INSTRUCTIONS TO FOLLOW: Write out the whole listing exactly as it stands.
☆ ☆ ☆ ☆
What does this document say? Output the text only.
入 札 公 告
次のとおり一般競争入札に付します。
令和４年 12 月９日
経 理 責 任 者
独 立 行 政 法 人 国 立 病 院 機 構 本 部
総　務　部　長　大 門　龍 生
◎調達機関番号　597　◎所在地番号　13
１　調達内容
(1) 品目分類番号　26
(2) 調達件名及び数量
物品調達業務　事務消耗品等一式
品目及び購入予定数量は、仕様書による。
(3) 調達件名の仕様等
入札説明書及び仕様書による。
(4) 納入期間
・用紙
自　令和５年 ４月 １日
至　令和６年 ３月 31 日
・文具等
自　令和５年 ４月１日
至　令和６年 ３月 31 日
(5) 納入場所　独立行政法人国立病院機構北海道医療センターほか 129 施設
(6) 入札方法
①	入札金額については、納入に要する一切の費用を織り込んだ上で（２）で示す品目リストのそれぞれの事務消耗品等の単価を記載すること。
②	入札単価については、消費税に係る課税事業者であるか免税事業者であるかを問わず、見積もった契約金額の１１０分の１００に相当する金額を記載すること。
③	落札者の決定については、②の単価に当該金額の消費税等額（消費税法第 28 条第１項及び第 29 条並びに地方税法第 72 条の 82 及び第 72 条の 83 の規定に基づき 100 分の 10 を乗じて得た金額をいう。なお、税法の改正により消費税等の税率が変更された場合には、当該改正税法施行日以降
☆ ☆ ☆ ☆
SOLUTION TO THIS EXERCISE:
What does this document say? Output the text only.
入 札 公 告
次のとおり一般競争入札に付します。
令和４年 12 月９日
経 理 責 任 者
独 立 行 政 法 人 国 立 病 院 機 構 本 部
総　務　部　長　大 門　龍 生
◎調達機関番号　597　◎所在地番号　13
１　調達内容
(1) 品目分類番号　26
(2) 調達件名及び数量
物品調達業務　事務消耗品等一式
品目及び購入予定数量は、仕様書による。
(3) 調達件名の仕様等
入札説明書及び仕様書による。
(4) 納入期間
・用紙
自　令和５年 ４月 １日
至　令和６年 ３月 31 日
・文具等
自　令和５年 ４月１日
至　令和６年 ３月 31 日
(5) 納入場所　独立行政法人国立病院機構北海道医療センターほか 129 施設
(6) 入札方法
①	入札金額については、納入に要する一切の費用を織り込んだ上で（２）で示す品目リストのそれぞれの事務消耗品等の単価を記載すること。
②	入札単価については、消費税に係る課税事業者であるか免税事業者であるかを問わず、見積もった契約金額の１１０分の１００に相当する金額を記載すること。
③	落札者の決定については、②の単価に当該金額の消費税等額（消費税法第 28 条第１項及び第 29 条並びに地方税法第 72 条の 82 及び第 72 条の 83 の規定に基づき 100 分の 10 を乗じて得た金額をいう。なお、税法の改正により消費税等の税率が変更された場合には、当該改正税法施行日以降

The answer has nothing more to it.